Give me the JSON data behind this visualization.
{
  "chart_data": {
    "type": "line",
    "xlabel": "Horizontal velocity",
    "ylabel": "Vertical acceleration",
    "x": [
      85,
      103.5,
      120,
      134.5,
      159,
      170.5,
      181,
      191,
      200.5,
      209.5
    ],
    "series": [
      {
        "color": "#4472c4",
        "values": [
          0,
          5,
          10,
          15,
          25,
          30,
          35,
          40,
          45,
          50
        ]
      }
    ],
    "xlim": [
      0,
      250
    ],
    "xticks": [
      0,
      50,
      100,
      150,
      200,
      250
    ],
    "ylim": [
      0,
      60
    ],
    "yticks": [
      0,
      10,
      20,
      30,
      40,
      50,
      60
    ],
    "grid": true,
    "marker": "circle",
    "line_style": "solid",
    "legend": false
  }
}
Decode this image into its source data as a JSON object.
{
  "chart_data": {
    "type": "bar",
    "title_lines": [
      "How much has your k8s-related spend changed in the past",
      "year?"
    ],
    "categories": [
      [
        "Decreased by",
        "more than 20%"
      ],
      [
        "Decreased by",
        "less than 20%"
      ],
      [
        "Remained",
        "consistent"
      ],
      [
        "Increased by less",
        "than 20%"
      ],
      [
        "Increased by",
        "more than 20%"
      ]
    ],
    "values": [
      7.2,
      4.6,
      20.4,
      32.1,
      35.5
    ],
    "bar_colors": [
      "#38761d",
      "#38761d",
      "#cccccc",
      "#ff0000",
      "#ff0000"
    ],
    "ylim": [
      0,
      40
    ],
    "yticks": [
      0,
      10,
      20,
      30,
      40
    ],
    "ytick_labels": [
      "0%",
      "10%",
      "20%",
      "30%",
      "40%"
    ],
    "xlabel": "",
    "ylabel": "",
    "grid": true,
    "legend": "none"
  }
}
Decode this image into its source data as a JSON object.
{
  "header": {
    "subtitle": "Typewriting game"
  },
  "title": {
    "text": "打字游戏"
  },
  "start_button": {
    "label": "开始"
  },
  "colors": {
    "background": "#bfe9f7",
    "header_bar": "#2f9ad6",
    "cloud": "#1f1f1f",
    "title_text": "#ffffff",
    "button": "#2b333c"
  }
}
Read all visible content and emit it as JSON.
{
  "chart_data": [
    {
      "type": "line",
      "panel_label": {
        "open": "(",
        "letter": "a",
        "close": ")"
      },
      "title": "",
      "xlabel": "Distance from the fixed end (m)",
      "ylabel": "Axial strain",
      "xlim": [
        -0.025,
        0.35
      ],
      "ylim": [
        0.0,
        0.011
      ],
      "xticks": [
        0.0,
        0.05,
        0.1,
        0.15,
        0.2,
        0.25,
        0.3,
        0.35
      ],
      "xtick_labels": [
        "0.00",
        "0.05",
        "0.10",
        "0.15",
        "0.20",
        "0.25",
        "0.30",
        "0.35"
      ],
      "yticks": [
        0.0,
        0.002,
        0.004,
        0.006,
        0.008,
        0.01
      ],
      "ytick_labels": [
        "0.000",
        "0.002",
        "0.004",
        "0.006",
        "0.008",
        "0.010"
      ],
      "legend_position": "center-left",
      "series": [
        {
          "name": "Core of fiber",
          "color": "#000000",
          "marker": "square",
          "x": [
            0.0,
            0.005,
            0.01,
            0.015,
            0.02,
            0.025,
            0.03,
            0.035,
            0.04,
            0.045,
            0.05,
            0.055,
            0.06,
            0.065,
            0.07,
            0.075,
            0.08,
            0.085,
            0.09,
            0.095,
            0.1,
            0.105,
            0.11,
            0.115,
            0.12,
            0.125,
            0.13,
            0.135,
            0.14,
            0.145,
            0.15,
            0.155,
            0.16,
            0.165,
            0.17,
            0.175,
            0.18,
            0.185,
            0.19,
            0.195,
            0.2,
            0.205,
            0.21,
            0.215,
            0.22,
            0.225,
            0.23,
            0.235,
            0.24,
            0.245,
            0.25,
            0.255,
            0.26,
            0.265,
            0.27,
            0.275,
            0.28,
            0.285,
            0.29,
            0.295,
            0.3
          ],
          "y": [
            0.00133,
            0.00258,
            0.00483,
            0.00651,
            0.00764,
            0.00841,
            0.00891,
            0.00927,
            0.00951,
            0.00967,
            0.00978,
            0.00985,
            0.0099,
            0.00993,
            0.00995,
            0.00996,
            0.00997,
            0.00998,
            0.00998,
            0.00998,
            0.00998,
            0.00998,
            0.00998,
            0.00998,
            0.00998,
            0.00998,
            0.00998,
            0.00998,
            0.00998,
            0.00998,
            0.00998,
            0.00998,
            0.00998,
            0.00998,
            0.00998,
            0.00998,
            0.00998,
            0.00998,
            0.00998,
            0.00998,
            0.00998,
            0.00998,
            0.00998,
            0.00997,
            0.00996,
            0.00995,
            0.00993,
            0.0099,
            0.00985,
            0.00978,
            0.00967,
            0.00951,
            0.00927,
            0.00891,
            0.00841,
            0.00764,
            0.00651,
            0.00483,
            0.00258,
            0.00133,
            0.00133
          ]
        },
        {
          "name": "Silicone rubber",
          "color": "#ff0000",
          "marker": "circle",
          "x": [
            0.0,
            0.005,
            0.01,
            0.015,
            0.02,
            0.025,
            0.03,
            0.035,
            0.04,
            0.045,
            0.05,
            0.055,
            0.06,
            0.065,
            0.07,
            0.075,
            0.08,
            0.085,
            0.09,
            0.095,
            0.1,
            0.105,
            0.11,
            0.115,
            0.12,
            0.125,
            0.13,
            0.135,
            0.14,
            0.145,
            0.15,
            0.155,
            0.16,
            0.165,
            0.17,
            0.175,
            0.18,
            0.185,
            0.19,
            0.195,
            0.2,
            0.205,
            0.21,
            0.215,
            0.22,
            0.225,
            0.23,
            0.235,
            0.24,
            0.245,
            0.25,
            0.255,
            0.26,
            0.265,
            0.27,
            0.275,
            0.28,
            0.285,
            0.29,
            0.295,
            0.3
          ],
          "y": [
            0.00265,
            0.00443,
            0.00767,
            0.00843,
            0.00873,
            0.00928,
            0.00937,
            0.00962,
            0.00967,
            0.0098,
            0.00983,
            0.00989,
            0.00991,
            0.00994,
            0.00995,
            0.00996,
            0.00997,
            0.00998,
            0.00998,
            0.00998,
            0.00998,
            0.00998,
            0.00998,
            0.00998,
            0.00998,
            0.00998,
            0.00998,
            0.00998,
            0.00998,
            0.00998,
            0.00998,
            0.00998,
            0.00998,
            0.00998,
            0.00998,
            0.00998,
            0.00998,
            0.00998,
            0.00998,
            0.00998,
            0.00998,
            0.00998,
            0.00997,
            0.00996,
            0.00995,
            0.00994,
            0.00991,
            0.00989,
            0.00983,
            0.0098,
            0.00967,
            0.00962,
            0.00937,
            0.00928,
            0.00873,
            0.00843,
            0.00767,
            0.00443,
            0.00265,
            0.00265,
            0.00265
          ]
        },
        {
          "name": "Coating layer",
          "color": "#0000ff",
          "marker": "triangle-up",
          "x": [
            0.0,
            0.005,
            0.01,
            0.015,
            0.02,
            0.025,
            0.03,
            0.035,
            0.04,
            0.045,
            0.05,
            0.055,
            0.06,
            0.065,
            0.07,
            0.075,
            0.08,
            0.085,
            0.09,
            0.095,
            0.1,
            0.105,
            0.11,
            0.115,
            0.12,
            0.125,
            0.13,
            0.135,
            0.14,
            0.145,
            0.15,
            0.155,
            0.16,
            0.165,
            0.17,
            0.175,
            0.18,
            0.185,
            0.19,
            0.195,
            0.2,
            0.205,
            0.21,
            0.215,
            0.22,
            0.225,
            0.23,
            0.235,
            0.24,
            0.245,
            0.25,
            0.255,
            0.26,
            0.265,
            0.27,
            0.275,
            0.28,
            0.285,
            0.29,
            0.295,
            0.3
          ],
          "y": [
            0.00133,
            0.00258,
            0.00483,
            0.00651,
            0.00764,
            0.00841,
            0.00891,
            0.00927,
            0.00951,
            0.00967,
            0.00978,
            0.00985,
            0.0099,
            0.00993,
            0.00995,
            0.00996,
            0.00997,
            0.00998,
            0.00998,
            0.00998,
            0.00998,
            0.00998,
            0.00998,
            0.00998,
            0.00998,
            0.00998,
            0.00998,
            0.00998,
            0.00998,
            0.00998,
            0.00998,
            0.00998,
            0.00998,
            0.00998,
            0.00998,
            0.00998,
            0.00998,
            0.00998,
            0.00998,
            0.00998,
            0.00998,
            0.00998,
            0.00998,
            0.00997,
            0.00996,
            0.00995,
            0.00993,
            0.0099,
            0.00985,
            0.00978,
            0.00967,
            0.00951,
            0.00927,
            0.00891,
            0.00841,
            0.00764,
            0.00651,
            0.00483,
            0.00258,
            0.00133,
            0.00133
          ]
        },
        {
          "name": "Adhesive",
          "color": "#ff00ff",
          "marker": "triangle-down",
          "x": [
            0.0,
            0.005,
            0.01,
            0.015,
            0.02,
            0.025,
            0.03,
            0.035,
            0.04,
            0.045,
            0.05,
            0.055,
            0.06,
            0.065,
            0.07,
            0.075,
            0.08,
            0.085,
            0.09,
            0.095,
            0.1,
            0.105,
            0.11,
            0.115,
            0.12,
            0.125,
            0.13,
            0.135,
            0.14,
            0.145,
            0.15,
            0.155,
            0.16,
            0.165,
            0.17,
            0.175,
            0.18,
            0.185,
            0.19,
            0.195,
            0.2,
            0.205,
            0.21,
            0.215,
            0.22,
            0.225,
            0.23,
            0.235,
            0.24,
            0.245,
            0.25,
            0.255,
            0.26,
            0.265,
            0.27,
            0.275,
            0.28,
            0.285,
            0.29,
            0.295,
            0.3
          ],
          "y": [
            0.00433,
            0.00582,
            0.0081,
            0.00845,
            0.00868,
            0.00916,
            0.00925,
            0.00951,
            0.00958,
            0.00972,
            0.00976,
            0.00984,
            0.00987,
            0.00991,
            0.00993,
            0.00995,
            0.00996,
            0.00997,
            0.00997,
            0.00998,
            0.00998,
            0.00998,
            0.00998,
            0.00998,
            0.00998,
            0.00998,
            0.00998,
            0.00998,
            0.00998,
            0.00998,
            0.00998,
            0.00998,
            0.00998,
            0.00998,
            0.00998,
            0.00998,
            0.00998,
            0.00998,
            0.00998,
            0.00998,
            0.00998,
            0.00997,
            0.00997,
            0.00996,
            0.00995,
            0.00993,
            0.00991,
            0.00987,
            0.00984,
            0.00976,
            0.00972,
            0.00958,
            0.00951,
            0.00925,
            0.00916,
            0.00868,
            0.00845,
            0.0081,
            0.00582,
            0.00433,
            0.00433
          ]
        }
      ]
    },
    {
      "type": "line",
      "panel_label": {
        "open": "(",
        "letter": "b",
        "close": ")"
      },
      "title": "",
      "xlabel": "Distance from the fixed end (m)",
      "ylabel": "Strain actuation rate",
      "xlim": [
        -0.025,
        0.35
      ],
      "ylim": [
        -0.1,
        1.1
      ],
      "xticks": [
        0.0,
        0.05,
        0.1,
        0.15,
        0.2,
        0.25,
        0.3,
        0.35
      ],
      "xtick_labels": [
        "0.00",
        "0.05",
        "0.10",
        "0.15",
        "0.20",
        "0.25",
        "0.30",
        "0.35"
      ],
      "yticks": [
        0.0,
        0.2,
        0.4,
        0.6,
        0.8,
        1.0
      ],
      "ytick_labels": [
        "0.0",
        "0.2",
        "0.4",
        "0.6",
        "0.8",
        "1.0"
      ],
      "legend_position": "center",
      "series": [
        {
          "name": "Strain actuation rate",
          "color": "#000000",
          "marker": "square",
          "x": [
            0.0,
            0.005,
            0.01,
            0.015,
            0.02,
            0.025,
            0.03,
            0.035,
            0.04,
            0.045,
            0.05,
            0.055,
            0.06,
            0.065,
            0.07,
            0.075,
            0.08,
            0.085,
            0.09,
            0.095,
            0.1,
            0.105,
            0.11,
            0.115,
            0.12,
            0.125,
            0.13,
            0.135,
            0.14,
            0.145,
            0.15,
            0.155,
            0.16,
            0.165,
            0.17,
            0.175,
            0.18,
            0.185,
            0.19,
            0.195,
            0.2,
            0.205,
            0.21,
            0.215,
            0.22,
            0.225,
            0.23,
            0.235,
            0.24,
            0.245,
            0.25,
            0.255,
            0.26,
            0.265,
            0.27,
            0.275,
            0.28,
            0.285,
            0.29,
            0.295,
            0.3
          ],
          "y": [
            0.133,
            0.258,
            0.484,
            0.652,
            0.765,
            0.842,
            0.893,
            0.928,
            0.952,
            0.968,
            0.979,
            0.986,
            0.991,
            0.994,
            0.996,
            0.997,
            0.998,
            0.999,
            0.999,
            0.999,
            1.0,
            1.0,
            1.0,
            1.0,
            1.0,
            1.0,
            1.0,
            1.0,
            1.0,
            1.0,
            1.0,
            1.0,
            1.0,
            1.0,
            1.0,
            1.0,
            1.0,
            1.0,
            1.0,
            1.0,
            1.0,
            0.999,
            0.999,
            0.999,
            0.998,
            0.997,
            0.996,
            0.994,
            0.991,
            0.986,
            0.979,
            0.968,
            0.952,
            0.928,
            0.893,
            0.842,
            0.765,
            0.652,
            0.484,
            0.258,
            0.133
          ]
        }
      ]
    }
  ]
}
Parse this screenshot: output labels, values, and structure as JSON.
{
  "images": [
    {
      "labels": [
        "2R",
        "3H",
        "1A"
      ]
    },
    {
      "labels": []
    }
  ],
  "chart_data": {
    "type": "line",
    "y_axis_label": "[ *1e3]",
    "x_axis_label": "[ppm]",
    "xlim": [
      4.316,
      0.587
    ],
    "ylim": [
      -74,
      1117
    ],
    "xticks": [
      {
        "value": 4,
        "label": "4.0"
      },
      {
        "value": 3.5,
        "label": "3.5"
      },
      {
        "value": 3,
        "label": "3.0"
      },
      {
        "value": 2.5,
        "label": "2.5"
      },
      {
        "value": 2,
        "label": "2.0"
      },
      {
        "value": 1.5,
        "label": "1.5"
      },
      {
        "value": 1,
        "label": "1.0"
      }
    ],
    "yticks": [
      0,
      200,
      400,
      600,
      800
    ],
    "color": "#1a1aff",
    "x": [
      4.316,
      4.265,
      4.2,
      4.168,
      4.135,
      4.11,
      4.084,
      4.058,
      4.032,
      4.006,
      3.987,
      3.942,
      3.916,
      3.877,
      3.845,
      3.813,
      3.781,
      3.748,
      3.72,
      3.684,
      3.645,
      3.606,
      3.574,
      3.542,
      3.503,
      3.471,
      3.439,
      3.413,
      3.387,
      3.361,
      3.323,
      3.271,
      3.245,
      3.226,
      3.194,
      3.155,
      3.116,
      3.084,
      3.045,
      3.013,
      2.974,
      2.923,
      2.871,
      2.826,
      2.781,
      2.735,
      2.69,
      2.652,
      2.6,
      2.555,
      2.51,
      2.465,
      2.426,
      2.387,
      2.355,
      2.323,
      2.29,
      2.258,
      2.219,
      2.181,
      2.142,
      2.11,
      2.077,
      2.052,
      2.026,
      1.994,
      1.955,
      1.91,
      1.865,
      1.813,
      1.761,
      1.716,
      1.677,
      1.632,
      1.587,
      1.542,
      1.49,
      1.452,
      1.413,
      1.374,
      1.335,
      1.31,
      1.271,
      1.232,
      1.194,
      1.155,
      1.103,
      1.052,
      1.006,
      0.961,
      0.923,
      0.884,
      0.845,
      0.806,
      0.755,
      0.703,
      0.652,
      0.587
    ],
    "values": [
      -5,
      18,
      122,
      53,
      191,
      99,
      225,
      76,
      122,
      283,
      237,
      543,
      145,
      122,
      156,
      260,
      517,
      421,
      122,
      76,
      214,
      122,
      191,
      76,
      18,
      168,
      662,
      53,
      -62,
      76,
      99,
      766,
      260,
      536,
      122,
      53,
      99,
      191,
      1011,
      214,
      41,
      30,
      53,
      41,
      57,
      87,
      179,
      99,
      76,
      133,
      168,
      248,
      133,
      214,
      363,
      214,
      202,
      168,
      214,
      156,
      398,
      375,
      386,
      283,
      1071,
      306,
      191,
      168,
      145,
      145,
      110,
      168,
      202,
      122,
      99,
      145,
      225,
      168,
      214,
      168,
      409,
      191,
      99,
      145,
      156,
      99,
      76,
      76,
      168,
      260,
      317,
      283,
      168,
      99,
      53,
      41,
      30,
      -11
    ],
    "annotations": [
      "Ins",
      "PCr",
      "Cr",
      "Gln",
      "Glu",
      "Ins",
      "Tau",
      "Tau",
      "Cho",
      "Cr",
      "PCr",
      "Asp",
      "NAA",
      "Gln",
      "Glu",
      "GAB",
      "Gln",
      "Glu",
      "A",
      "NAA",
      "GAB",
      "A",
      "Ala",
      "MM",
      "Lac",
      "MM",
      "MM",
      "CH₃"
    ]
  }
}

#### Task details:
Using the data above, copy each line that contains "than".

#### Result of this task:
        "more than 20%"
        "less than 20%"
        "than 20%"
        "more than 20%"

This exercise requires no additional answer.